[Records from a data source]
___

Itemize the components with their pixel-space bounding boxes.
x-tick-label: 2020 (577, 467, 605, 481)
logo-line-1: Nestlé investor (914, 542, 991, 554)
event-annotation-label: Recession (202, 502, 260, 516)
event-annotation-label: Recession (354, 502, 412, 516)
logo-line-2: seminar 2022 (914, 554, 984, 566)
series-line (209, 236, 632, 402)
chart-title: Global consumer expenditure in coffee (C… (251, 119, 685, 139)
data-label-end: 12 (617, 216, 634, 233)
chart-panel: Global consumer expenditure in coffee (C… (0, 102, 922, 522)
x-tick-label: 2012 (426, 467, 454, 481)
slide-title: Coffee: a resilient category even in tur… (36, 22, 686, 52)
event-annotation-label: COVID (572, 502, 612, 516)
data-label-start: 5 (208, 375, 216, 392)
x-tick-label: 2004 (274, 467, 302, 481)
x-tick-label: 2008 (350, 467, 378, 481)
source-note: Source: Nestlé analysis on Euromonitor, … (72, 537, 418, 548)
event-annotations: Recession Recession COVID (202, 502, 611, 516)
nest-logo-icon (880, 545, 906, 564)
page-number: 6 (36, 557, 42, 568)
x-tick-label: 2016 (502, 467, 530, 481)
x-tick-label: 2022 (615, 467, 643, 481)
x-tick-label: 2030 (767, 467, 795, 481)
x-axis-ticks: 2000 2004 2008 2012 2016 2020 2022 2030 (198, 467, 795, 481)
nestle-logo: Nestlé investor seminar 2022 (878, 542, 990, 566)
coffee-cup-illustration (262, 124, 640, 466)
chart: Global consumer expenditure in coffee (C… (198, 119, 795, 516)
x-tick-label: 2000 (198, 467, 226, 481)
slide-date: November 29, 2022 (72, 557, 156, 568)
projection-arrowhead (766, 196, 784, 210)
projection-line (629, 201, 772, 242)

___

- **What the task asks**
Retype every line above, character for character.

- **Expected answer**
Itemize the components with their pixel-space bounding boxes.
x-tick-label: 2020 (577, 467, 605, 481)
logo-line-1: Nestlé investor (914, 542, 991, 554)
event-annotation-label: Recession (202, 502, 260, 516)
event-annotation-label: Recession (354, 502, 412, 516)
logo-line-2: seminar 2022 (914, 554, 984, 566)
series-line (209, 236, 632, 402)
chart-title: Global consumer expenditure in coffee (C… (251, 119, 685, 139)
data-label-end: 12 (617, 216, 634, 233)
chart-panel: Global consumer expenditure in coffee (C… (0, 102, 922, 522)
x-tick-label: 2012 (426, 467, 454, 481)
slide-title: Coffee: a resilient category even in tur… (36, 22, 686, 52)
event-annotation-label: COVID (572, 502, 612, 516)
data-label-start: 5 (208, 375, 216, 392)
x-tick-label: 2004 (274, 467, 302, 481)
x-tick-label: 2008 (350, 467, 378, 481)
source-note: Source: Nestlé analysis on Euromonitor, … (72, 537, 418, 548)
event-annotations: Recession Recession COVID (202, 502, 611, 516)
nest-logo-icon (880, 545, 906, 564)
page-number: 6 (36, 557, 42, 568)
x-tick-label: 2016 (502, 467, 530, 481)
x-tick-label: 2022 (615, 467, 643, 481)
x-tick-label: 2030 (767, 467, 795, 481)
x-axis-ticks: 2000 2004 2008 2012 2016 2020 2022 2030 (198, 467, 795, 481)
nestle-logo: Nestlé investor seminar 2022 (878, 542, 990, 566)
coffee-cup-illustration (262, 124, 640, 466)
chart: Global consumer expenditure in coffee (C… (198, 119, 795, 516)
x-tick-label: 2000 (198, 467, 226, 481)
slide-date: November 29, 2022 (72, 557, 156, 568)
projection-arrowhead (766, 196, 784, 210)
projection-line (629, 201, 772, 242)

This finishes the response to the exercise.